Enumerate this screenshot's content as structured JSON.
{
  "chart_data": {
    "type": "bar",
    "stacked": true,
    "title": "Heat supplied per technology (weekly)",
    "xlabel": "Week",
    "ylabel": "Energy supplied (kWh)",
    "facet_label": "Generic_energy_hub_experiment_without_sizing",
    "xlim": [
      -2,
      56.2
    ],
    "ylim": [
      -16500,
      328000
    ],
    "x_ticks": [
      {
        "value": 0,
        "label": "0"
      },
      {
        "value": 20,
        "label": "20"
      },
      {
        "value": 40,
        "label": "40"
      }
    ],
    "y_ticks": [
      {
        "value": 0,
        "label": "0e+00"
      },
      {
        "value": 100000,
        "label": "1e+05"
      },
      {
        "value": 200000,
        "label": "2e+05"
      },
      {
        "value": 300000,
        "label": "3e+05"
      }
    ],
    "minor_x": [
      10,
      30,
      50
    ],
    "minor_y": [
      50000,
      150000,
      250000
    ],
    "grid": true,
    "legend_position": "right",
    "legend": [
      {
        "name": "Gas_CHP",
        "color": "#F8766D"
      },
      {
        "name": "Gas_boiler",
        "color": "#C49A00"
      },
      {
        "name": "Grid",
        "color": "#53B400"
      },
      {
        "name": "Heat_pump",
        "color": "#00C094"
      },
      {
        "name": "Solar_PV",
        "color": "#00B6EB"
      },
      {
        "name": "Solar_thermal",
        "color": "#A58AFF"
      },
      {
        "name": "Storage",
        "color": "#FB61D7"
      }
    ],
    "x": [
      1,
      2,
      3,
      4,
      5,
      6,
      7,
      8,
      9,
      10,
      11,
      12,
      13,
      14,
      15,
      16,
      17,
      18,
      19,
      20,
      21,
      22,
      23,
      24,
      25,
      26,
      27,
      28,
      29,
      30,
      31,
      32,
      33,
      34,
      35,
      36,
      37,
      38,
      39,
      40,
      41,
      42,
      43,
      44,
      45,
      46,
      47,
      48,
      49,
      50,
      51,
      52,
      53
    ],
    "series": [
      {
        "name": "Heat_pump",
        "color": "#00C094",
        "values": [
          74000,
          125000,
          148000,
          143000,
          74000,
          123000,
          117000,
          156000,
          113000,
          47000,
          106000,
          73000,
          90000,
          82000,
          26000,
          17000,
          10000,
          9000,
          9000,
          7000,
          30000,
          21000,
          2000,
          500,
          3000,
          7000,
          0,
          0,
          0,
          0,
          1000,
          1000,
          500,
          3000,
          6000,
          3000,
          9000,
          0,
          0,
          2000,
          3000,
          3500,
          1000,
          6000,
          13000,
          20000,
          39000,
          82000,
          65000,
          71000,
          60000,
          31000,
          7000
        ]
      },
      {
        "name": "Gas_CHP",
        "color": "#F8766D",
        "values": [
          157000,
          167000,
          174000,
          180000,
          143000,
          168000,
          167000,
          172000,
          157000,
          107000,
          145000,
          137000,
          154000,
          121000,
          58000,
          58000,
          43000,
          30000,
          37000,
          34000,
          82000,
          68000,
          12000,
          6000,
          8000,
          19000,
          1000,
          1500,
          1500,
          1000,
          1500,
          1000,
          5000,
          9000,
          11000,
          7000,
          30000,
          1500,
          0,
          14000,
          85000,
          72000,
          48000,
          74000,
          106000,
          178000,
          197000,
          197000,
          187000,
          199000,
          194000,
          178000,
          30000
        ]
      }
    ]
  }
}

Aim -
All the data must be duplicated exactly, with nothing added or removed.

Reply -
Enumerate this screenshot's content as structured JSON.
{
  "chart_data": {
    "type": "bar",
    "stacked": true,
    "title": "Heat supplied per technology (weekly)",
    "xlabel": "Week",
    "ylabel": "Energy supplied (kWh)",
    "facet_label": "Generic_energy_hub_experiment_without_sizing",
    "xlim": [
      -2,
      56.2
    ],
    "ylim": [
      -16500,
      328000
    ],
    "x_ticks": [
      {
        "value": 0,
        "label": "0"
      },
      {
        "value": 20,
        "label": "20"
      },
      {
        "value": 40,
        "label": "40"
      }
    ],
    "y_ticks": [
      {
        "value": 0,
        "label": "0e+00"
      },
      {
        "value": 100000,
        "label": "1e+05"
      },
      {
        "value": 200000,
        "label": "2e+05"
      },
      {
        "value": 300000,
        "label": "3e+05"
      }
    ],
    "minor_x": [
      10,
      30,
      50
    ],
    "minor_y": [
      50000,
      150000,
      250000
    ],
    "grid": true,
    "legend_position": "right",
    "legend": [
      {
        "name": "Gas_CHP",
        "color": "#F8766D"
      },
      {
        "name": "Gas_boiler",
        "color": "#C49A00"
      },
      {
        "name": "Grid",
        "color": "#53B400"
      },
      {
        "name": "Heat_pump",
        "color": "#00C094"
      },
      {
        "name": "Solar_PV",
        "color": "#00B6EB"
      },
      {
        "name": "Solar_thermal",
        "color": "#A58AFF"
      },
      {
        "name": "Storage",
        "color": "#FB61D7"
      }
    ],
    "x": [
      1,
      2,
      3,
      4,
      5,
      6,
      7,
      8,
      9,
      10,
      11,
      12,
      13,
      14,
      15,
      16,
      17,
      18,
      19,
      20,
      21,
      22,
      23,
      24,
      25,
      26,
      27,
      28,
      29,
      30,
      31,
      32,
      33,
      34,
      35,
      36,
      37,
      38,
      39,
      40,
      41,
      42,
      43,
      44,
      45,
      46,
      47,
      48,
      49,
      50,
      51,
      52,
      53
    ],
    "series": [
      {
        "name": "Heat_pump",
        "color": "#00C094",
        "values": [
          74000,
          125000,
          148000,
          143000,
          74000,
          123000,
          117000,
          156000,
          113000,
          47000,
          106000,
          73000,
          90000,
          82000,
          26000,
          17000,
          10000,
          9000,
          9000,
          7000,
          30000,
          21000,
          2000,
          500,
          3000,
          7000,
          0,
          0,
          0,
          0,
          1000,
          1000,
          500,
          3000,
          6000,
          3000,
          9000,
          0,
          0,
          2000,
          3000,
          3500,
          1000,
          6000,
          13000,
          20000,
          39000,
          82000,
          65000,
          71000,
          60000,
          31000,
          7000
        ]
      },
      {
        "name": "Gas_CHP",
        "color": "#F8766D",
        "values": [
          157000,
          167000,
          174000,
          180000,
          143000,
          168000,
          167000,
          172000,
          157000,
          107000,
          145000,
          137000,
          154000,
          121000,
          58000,
          58000,
          43000,
          30000,
          37000,
          34000,
          82000,
          68000,
          12000,
          6000,
          8000,
          19000,
          1000,
          1500,
          1500,
          1000,
          1500,
          1000,
          5000,
          9000,
          11000,
          7000,
          30000,
          1500,
          0,
          14000,
          85000,
          72000,
          48000,
          74000,
          106000,
          178000,
          197000,
          197000,
          187000,
          199000,
          194000,
          178000,
          30000
        ]
      }
    ]
  }
}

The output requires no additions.